**JOB**:
Set out every line bearing the string "Seti".

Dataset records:

--------------------------------------------------

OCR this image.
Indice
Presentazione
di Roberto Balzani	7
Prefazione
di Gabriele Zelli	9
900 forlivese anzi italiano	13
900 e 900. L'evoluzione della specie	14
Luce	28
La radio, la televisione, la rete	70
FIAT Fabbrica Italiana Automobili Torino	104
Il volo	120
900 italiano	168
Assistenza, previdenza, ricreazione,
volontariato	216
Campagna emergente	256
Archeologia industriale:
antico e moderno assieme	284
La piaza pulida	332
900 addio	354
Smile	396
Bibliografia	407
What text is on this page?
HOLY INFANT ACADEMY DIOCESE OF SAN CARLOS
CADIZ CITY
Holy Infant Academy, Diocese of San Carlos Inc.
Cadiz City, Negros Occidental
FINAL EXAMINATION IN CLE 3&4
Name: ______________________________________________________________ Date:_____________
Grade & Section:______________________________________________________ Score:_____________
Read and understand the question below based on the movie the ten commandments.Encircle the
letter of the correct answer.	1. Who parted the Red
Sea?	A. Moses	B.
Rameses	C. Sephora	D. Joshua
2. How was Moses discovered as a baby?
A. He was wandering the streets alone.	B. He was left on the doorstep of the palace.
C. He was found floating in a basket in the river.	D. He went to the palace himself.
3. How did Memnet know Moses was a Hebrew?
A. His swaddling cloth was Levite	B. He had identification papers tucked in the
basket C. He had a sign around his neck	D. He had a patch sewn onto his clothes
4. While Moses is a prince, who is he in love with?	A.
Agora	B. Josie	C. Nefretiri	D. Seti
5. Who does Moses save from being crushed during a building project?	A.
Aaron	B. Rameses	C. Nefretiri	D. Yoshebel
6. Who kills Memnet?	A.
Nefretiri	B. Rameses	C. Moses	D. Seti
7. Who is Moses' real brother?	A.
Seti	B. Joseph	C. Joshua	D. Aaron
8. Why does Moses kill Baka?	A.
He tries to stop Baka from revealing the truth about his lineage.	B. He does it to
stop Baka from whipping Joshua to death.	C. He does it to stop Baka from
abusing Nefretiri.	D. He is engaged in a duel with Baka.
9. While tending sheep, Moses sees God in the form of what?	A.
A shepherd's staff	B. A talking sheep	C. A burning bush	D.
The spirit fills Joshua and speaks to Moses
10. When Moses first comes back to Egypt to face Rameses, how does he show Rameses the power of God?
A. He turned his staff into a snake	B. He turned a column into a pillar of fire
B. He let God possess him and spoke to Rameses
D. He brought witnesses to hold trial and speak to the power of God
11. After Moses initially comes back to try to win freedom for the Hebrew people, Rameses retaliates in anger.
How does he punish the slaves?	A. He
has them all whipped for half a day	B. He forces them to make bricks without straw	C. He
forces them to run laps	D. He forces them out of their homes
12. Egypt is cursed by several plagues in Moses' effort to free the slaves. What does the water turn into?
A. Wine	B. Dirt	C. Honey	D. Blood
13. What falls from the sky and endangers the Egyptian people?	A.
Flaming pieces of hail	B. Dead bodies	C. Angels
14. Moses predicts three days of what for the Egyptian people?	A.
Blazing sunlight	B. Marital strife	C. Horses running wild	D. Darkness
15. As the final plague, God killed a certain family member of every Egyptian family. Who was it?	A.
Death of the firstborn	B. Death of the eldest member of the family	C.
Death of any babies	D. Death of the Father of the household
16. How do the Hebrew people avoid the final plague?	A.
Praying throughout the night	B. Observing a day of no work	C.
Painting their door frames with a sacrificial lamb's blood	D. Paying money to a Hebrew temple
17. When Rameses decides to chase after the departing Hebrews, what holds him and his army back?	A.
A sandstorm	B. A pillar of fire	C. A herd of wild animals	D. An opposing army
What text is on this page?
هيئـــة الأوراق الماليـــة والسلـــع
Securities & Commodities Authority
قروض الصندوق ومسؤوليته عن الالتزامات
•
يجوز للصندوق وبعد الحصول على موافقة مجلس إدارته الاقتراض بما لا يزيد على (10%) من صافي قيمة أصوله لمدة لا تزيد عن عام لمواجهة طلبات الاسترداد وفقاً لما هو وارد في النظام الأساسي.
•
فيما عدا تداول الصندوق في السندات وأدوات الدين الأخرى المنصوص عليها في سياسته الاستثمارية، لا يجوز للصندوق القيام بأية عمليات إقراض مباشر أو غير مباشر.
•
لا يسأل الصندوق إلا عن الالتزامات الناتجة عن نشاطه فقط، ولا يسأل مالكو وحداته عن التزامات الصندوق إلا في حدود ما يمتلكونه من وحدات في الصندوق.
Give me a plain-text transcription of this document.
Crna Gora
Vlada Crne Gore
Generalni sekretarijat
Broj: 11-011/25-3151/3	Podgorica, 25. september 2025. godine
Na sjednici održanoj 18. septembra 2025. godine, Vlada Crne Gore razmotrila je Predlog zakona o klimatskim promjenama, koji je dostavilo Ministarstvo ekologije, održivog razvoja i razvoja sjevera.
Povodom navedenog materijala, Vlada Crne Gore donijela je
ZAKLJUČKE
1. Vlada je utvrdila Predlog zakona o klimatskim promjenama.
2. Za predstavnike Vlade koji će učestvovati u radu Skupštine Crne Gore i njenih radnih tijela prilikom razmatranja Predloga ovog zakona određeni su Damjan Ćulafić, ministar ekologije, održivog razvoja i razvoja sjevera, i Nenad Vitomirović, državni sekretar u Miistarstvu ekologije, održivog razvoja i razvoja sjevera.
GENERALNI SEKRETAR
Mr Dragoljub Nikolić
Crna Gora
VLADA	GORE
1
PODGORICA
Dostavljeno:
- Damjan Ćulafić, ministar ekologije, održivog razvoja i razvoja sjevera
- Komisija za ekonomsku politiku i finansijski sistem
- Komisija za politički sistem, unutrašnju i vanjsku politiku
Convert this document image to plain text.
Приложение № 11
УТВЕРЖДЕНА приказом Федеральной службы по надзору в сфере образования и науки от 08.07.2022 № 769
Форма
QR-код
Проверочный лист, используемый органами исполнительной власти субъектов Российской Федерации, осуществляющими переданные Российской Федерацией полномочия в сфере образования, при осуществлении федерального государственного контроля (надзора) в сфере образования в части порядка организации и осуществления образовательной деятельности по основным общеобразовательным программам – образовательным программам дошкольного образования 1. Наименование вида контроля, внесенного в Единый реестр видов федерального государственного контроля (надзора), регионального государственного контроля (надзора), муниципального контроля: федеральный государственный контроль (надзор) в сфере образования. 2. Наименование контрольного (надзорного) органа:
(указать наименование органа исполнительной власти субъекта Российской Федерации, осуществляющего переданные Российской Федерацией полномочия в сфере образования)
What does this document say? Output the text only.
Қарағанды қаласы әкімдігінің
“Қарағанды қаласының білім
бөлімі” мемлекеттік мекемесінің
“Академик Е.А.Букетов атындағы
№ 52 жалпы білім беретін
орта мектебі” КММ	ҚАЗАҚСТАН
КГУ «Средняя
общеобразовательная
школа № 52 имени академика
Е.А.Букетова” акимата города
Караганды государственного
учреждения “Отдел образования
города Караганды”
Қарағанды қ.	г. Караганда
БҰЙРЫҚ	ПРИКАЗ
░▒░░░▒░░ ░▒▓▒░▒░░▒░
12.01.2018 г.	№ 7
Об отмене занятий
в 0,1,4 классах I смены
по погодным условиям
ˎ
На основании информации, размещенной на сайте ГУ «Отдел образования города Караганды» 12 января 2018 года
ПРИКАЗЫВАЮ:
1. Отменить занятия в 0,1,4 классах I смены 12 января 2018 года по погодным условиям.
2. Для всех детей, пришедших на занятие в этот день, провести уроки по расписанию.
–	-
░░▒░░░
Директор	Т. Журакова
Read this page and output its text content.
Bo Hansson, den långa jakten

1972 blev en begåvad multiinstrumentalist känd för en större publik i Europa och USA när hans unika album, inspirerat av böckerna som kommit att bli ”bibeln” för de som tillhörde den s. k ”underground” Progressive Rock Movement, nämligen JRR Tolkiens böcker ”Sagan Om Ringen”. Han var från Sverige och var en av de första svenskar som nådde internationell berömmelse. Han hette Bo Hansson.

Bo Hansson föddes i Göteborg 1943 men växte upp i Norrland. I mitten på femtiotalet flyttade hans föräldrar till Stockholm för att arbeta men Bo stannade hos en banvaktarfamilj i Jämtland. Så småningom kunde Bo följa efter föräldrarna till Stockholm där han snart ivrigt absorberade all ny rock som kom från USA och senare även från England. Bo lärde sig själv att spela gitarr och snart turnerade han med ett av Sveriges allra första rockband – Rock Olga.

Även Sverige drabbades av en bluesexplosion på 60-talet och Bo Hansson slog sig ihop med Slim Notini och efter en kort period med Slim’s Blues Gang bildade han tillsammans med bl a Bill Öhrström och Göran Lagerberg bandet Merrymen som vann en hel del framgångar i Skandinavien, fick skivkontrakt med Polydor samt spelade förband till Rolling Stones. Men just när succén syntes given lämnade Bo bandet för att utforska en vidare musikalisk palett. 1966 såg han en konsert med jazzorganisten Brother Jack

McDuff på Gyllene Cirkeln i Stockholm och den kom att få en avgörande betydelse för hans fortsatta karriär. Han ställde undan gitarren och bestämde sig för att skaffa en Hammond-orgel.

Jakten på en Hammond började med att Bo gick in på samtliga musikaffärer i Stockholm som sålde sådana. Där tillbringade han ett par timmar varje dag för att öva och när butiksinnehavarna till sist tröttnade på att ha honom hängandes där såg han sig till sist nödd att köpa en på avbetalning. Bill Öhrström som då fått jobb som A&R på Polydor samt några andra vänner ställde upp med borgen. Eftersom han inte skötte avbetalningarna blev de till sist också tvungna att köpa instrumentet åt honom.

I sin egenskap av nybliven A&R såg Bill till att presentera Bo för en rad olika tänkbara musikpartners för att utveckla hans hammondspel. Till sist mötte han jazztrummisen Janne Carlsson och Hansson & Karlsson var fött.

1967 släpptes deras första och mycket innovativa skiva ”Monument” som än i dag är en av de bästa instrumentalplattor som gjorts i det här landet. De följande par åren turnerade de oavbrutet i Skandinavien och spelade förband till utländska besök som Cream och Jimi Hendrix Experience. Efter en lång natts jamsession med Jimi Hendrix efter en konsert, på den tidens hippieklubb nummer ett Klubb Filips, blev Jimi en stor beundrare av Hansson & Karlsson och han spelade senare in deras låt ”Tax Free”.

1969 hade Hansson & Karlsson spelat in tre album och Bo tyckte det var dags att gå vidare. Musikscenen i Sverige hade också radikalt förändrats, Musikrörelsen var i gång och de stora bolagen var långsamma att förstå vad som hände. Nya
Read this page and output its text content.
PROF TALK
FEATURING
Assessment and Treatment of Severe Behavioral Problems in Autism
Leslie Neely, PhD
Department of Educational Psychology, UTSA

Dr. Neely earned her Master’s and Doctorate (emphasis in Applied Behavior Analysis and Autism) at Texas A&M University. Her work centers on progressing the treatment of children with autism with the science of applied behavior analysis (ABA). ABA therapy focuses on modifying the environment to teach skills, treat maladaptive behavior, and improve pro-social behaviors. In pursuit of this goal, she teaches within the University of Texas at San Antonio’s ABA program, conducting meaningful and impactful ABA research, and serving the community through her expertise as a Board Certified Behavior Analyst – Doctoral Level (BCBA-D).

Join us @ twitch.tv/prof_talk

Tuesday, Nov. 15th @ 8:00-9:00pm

--------------------------------------------------

**SOLUTION TO THIS EXERCISE**:
Agora	B. Josie	C. Nefretiri	D. Seti
Nefretiri	B. Rameses	C. Moses	D. Seti
Seti	B. Joseph	C. Joshua	D. Aaron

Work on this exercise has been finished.